## Task description
The data below is to be returned in full and exactly.

• • •

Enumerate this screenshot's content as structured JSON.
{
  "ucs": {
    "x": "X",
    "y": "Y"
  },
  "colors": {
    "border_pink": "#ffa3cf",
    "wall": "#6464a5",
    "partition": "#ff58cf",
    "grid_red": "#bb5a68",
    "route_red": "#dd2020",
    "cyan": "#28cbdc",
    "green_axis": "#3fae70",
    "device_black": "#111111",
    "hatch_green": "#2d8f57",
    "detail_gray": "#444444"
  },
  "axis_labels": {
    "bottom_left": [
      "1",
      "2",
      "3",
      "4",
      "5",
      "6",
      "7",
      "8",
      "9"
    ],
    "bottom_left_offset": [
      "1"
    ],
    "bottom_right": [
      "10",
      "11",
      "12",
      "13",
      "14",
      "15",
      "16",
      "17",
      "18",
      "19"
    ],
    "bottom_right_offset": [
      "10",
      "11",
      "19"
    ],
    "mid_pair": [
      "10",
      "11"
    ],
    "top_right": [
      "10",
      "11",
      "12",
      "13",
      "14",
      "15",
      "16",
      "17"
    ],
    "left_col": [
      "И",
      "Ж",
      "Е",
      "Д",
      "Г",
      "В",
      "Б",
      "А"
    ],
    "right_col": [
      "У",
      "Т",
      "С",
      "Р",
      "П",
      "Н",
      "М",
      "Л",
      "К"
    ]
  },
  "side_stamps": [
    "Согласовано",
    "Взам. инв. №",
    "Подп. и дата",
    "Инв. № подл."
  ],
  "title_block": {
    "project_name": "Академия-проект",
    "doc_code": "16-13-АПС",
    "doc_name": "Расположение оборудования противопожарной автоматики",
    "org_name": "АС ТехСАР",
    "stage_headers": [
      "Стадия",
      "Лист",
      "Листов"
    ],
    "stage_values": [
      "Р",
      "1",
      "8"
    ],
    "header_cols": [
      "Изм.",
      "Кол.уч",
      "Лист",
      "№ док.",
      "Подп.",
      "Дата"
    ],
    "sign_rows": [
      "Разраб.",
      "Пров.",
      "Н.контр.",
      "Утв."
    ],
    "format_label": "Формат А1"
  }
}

• • •

## Exercise output
Enumerate this screenshot's content as structured JSON.
{
  "ucs": {
    "x": "X",
    "y": "Y"
  },
  "colors": {
    "border_pink": "#ffa3cf",
    "wall": "#6464a5",
    "partition": "#ff58cf",
    "grid_red": "#bb5a68",
    "route_red": "#dd2020",
    "cyan": "#28cbdc",
    "green_axis": "#3fae70",
    "device_black": "#111111",
    "hatch_green": "#2d8f57",
    "detail_gray": "#444444"
  },
  "axis_labels": {
    "bottom_left": [
      "1",
      "2",
      "3",
      "4",
      "5",
      "6",
      "7",
      "8",
      "9"
    ],
    "bottom_left_offset": [
      "1"
    ],
    "bottom_right": [
      "10",
      "11",
      "12",
      "13",
      "14",
      "15",
      "16",
      "17",
      "18",
      "19"
    ],
    "bottom_right_offset": [
      "10",
      "11",
      "19"
    ],
    "mid_pair": [
      "10",
      "11"
    ],
    "top_right": [
      "10",
      "11",
      "12",
      "13",
      "14",
      "15",
      "16",
      "17"
    ],
    "left_col": [
      "И",
      "Ж",
      "Е",
      "Д",
      "Г",
      "В",
      "Б",
      "А"
    ],
    "right_col": [
      "У",
      "Т",
      "С",
      "Р",
      "П",
      "Н",
      "М",
      "Л",
      "К"
    ]
  },
  "side_stamps": [
    "Согласовано",
    "Взам. инв. №",
    "Подп. и дата",
    "Инв. № подл."
  ],
  "title_block": {
    "project_name": "Академия-проект",
    "doc_code": "16-13-АПС",
    "doc_name": "Расположение оборудования противопожарной автоматики",
    "org_name": "АС ТехСАР",
    "stage_headers": [
      "Стадия",
      "Лист",
      "Листов"
    ],
    "stage_values": [
      "Р",
      "1",
      "8"
    ],
    "header_cols": [
      "Изм.",
      "Кол.уч",
      "Лист",
      "№ док.",
      "Подп.",
      "Дата"
    ],
    "sign_rows": [
      "Разраб.",
      "Пров.",
      "Н.контр.",
      "Утв."
    ],
    "format_label": "Формат А1"
  }
}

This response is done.